▸ **Task to complete**
Transcribe each record exactly. Include every one.

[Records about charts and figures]

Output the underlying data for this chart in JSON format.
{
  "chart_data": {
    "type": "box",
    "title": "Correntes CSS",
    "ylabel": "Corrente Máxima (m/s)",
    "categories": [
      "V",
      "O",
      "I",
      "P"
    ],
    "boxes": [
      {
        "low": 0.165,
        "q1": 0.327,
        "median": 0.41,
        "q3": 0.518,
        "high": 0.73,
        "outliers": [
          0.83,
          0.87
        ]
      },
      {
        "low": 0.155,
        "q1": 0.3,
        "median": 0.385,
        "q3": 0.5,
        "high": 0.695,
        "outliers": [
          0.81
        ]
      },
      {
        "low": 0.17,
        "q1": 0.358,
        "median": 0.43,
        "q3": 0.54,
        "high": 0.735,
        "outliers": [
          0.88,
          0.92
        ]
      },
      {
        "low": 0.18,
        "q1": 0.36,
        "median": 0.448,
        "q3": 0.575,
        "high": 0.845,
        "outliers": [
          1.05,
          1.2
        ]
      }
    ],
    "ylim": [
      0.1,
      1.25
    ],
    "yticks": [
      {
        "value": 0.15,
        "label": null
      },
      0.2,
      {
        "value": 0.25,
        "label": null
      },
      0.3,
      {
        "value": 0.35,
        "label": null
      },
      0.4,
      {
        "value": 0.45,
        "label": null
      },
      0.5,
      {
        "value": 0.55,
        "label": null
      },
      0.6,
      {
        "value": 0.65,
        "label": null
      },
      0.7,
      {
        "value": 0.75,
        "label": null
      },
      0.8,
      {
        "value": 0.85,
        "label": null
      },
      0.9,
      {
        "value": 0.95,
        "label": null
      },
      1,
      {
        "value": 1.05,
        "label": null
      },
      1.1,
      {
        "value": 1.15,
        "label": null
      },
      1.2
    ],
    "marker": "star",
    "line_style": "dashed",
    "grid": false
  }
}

▸ **Exercise result**
Output the underlying data for this chart in JSON format.
{
  "chart_data": {
    "type": "box",
    "title": "Correntes CSS",
    "ylabel": "Corrente Máxima (m/s)",
    "categories": [
      "V",
      "O",
      "I",
      "P"
    ],
    "boxes": [
      {
        "low": 0.165,
        "q1": 0.327,
        "median": 0.41,
        "q3": 0.518,
        "high": 0.73,
        "outliers": [
          0.83,
          0.87
        ]
      },
      {
        "low": 0.155,
        "q1": 0.3,
        "median": 0.385,
        "q3": 0.5,
        "high": 0.695,
        "outliers": [
          0.81
        ]
      },
      {
        "low": 0.17,
        "q1": 0.358,
        "median": 0.43,
        "q3": 0.54,
        "high": 0.735,
        "outliers": [
          0.88,
          0.92
        ]
      },
      {
        "low": 0.18,
        "q1": 0.36,
        "median": 0.448,
        "q3": 0.575,
        "high": 0.845,
        "outliers": [
          1.05,
          1.2
        ]
      }
    ],
    "ylim": [
      0.1,
      1.25
    ],
    "yticks": [
      {
        "value": 0.15,
        "label": null
      },
      0.2,
      {
        "value": 0.25,
        "label": null
      },
      0.3,
      {
        "value": 0.35,
        "label": null
      },
      0.4,
      {
        "value": 0.45,
        "label": null
      },
      0.5,
      {
        "value": 0.55,
        "label": null
      },
      0.6,
      {
        "value": 0.65,
        "label": null
      },
      0.7,
      {
        "value": 0.75,
        "label": null
      },
      0.8,
      {
        "value": 0.85,
        "label": null
      },
      0.9,
      {
        "value": 0.95,
        "label": null
      },
      1,
      {
        "value": 1.05,
        "label": null
      },
      1.1,
      {
        "value": 1.15,
        "label": null
      },
      1.2
    ],
    "marker": "star",
    "line_style": "dashed",
    "grid": false
  }
}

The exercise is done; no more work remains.